(Excerpts from a figure dataset)

....................

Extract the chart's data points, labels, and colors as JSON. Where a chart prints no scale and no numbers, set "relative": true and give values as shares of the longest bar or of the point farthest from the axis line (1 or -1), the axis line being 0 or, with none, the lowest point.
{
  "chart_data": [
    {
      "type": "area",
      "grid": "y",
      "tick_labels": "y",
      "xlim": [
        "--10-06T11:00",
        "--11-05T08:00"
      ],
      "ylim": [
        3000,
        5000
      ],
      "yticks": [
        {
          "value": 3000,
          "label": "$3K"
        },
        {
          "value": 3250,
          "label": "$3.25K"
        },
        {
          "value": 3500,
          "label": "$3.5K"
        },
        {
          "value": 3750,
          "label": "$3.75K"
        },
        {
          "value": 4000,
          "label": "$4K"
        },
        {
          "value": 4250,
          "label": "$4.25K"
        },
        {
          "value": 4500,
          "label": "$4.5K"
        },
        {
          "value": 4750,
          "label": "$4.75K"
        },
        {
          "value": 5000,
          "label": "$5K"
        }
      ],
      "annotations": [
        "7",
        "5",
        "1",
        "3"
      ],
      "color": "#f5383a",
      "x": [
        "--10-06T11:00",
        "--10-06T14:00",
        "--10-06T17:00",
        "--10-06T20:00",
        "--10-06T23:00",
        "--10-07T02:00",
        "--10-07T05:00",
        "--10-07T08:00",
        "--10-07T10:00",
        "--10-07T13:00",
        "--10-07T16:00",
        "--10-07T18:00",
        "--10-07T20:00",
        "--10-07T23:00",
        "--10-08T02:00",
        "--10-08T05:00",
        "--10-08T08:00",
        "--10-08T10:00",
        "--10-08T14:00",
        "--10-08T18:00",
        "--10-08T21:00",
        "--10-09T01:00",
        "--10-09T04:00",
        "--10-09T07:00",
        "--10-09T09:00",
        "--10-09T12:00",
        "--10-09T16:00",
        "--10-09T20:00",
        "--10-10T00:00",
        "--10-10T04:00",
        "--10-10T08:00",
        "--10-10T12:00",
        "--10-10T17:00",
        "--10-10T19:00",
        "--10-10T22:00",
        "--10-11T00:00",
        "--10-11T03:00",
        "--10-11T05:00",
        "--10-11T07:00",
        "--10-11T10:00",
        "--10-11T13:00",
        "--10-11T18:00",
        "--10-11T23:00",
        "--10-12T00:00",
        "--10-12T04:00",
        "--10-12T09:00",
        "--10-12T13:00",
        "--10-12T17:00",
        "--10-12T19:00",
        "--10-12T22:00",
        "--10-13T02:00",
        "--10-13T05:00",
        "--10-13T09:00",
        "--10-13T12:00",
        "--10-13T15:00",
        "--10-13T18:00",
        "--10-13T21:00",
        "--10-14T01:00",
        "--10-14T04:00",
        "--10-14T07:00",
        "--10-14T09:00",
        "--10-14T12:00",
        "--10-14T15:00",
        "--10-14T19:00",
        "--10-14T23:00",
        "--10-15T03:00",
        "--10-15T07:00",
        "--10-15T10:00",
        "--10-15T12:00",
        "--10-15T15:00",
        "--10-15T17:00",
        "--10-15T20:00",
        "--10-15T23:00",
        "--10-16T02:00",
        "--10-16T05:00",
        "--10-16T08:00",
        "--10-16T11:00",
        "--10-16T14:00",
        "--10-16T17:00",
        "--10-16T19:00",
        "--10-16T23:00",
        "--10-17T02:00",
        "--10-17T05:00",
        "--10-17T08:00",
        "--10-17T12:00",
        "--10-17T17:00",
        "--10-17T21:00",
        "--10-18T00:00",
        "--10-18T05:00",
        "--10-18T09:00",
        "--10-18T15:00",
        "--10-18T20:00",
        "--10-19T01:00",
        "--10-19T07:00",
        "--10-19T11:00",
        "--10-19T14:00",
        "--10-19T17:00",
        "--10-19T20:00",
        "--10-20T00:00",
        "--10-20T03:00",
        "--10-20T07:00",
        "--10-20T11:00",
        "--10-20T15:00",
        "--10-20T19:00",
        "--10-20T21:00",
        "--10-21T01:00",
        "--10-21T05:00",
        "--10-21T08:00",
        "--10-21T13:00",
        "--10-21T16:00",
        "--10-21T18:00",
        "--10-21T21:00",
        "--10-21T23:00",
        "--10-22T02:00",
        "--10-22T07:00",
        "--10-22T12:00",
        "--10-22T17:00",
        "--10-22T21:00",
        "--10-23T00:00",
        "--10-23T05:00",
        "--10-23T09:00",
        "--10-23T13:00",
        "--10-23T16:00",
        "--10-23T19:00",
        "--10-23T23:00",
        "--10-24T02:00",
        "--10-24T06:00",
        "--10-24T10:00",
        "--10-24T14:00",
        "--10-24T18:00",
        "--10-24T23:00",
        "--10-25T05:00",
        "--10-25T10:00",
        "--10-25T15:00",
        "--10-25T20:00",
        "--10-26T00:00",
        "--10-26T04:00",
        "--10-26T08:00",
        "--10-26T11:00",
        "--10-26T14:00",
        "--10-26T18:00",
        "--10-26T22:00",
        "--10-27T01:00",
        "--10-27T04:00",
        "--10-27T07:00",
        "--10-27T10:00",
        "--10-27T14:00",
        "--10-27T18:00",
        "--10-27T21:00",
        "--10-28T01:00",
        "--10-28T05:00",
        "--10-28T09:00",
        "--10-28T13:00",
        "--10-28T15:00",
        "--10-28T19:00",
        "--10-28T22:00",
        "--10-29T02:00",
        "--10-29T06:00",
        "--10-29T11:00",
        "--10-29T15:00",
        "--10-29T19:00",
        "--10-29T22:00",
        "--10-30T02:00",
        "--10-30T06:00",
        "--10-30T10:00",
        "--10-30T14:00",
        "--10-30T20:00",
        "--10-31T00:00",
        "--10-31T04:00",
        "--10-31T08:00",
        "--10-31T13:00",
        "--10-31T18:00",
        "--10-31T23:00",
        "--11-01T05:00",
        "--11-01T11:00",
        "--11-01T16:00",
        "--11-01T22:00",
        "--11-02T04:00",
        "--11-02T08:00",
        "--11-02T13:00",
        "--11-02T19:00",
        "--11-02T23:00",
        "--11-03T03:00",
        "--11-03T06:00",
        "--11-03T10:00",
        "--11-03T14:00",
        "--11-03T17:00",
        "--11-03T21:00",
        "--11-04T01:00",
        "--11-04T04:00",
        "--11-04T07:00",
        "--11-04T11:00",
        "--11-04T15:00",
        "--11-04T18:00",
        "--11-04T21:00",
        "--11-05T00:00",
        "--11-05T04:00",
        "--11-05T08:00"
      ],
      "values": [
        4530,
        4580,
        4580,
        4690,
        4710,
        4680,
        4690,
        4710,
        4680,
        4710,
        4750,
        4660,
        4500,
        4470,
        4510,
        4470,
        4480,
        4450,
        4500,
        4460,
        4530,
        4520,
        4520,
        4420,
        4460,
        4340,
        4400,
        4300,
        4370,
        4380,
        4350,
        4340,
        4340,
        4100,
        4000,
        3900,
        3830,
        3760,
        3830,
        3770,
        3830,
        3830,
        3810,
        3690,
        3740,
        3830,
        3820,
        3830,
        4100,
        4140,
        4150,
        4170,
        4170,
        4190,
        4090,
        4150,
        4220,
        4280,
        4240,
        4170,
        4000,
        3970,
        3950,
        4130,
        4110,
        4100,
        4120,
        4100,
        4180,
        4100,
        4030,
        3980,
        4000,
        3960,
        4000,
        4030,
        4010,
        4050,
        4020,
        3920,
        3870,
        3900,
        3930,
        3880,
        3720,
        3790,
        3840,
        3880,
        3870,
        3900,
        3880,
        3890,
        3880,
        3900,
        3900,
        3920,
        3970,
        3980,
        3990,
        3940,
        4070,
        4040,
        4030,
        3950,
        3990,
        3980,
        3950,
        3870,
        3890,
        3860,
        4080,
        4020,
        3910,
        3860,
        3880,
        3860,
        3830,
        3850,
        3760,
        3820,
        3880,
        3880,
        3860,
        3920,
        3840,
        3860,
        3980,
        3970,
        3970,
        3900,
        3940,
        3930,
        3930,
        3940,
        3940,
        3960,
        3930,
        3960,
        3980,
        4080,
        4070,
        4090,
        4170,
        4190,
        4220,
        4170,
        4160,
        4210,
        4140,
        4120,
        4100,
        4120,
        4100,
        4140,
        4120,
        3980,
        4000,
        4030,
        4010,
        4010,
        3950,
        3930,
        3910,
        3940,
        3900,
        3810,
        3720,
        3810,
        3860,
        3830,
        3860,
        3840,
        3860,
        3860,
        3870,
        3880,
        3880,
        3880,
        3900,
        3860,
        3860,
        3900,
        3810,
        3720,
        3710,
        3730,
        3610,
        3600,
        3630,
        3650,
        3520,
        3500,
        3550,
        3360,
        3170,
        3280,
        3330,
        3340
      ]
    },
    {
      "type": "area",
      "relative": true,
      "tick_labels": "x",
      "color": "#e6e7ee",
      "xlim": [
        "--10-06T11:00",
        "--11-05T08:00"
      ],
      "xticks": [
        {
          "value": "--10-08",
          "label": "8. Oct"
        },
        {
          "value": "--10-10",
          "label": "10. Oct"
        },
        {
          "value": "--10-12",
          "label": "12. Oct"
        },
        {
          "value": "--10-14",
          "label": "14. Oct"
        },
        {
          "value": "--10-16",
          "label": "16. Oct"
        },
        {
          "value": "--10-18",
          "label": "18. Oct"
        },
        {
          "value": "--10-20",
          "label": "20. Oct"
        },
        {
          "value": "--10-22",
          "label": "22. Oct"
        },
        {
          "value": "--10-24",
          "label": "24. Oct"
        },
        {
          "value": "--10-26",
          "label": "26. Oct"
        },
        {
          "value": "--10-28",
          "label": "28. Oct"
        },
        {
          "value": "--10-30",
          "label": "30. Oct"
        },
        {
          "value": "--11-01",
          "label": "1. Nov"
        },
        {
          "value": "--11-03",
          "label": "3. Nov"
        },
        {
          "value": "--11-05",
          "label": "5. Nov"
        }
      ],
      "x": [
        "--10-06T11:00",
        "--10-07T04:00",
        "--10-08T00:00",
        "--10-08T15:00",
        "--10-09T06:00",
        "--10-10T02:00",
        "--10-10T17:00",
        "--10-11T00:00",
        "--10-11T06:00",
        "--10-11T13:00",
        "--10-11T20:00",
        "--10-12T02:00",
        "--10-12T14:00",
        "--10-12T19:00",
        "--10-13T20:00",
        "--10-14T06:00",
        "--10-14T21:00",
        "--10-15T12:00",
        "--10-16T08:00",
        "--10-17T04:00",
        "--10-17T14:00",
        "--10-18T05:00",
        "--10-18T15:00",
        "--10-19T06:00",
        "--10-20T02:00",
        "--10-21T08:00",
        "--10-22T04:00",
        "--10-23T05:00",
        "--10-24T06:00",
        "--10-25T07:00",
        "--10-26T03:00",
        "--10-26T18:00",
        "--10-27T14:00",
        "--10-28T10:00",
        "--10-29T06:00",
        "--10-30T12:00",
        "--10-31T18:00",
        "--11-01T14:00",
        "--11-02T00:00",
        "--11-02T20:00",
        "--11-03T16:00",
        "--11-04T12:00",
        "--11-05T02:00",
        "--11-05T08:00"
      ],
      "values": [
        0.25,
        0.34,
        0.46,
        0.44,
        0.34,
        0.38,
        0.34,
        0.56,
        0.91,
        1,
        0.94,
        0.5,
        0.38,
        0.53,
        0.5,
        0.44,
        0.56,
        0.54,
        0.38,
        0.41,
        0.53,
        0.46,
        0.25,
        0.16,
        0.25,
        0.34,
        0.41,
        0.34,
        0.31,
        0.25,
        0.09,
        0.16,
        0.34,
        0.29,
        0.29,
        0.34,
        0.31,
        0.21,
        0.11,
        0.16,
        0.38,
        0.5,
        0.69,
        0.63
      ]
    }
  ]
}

....................

(EXERCISE GOAL)
In the material above, show every line where the word "true" turns up.

(ANSWER TO THE PROBLEM)
Extract the chart's data points, labels, and colors as JSON. Where a chart prints no scale and no numbers, set "relative": true and give values as shares of the longest bar or of the point farthest from the axis line (1 or -1), the axis line being 0 or, with none, the lowest point.
      "relative": true,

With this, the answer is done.